**Stated problem:** All of the records below must be output exactly, with no pictures carried over.

(Entries with figure data)
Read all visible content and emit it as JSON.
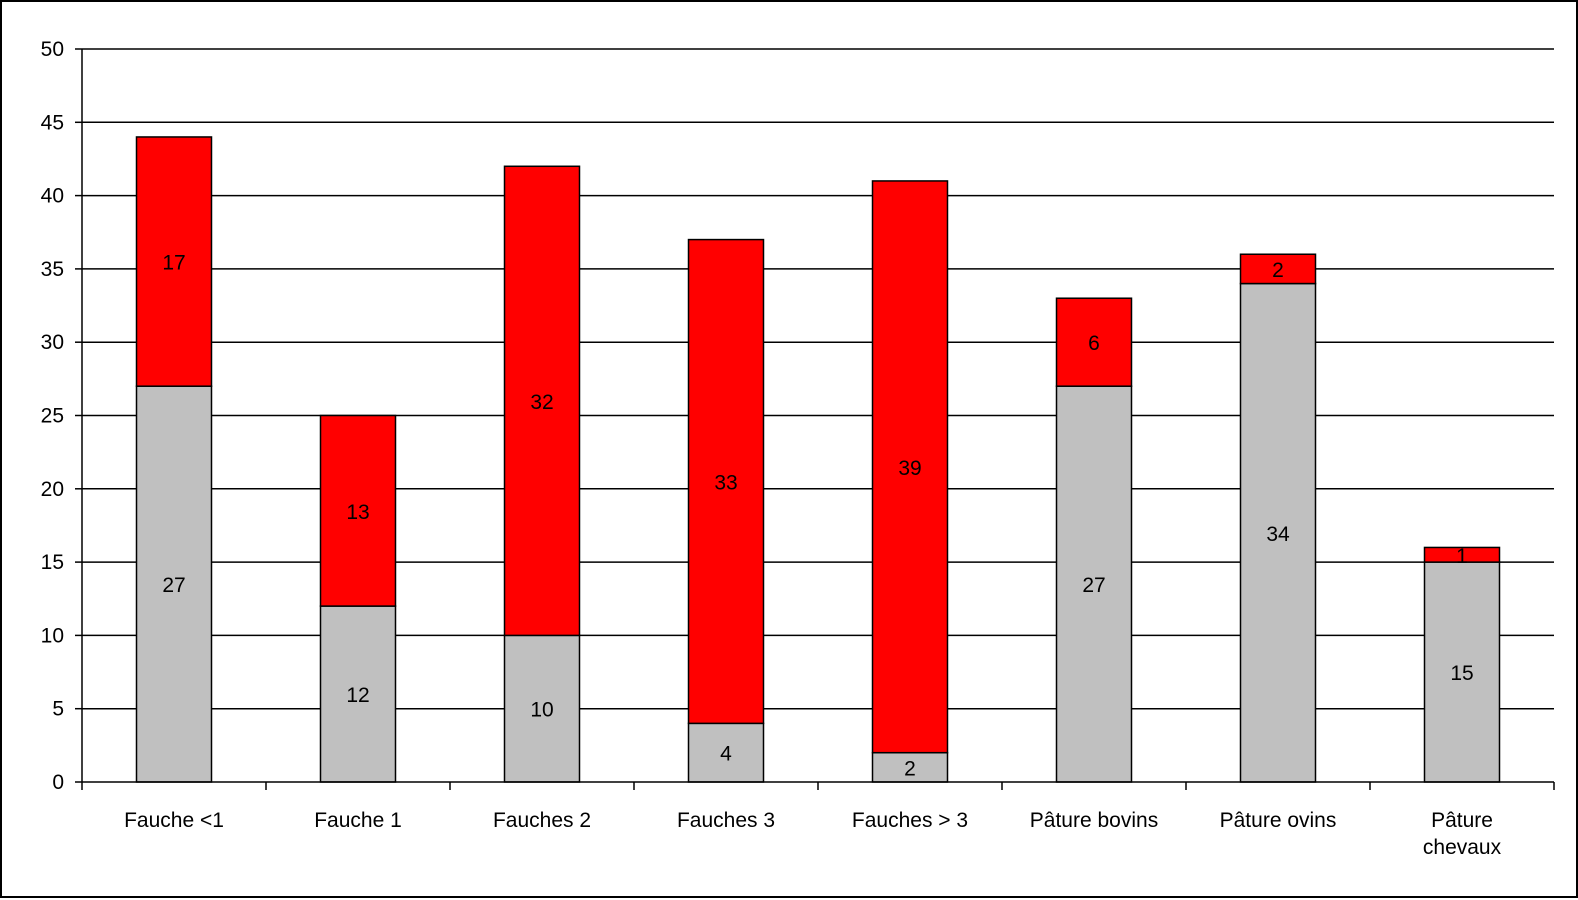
{
  "chart_data": {
    "type": "bar",
    "stacked": true,
    "title": "",
    "xlabel": "",
    "ylabel": "",
    "ylim": [
      0,
      50
    ],
    "yticks": [
      0,
      5,
      10,
      15,
      20,
      25,
      30,
      35,
      40,
      45,
      50
    ],
    "grid": true,
    "legend": "none",
    "categories": [
      [
        "Fauche <1"
      ],
      [
        "Fauche 1"
      ],
      [
        "Fauches 2"
      ],
      [
        "Fauches 3"
      ],
      [
        "Fauches > 3"
      ],
      [
        "Pâture bovins"
      ],
      [
        "Pâture ovins"
      ],
      [
        "Pâture",
        "chevaux"
      ]
    ],
    "series": [
      {
        "color": "#c0c0c0",
        "values": [
          27,
          12,
          10,
          4,
          2,
          27,
          34,
          15
        ]
      },
      {
        "color": "#ff0000",
        "values": [
          17,
          13,
          32,
          33,
          39,
          6,
          2,
          1
        ]
      }
    ]
  }
}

**Full answer:**
Read all visible content and emit it as JSON.
{
  "chart_data": {
    "type": "bar",
    "stacked": true,
    "title": "",
    "xlabel": "",
    "ylabel": "",
    "ylim": [
      0,
      50
    ],
    "yticks": [
      0,
      5,
      10,
      15,
      20,
      25,
      30,
      35,
      40,
      45,
      50
    ],
    "grid": true,
    "legend": "none",
    "categories": [
      [
        "Fauche <1"
      ],
      [
        "Fauche 1"
      ],
      [
        "Fauches 2"
      ],
      [
        "Fauches 3"
      ],
      [
        "Fauches > 3"
      ],
      [
        "Pâture bovins"
      ],
      [
        "Pâture ovins"
      ],
      [
        "Pâture",
        "chevaux"
      ]
    ],
    "series": [
      {
        "color": "#c0c0c0",
        "values": [
          27,
          12,
          10,
          4,
          2,
          27,
          34,
          15
        ]
      },
      {
        "color": "#ff0000",
        "values": [
          17,
          13,
          32,
          33,
          39,
          6,
          2,
          1
        ]
      }
    ]
  }
}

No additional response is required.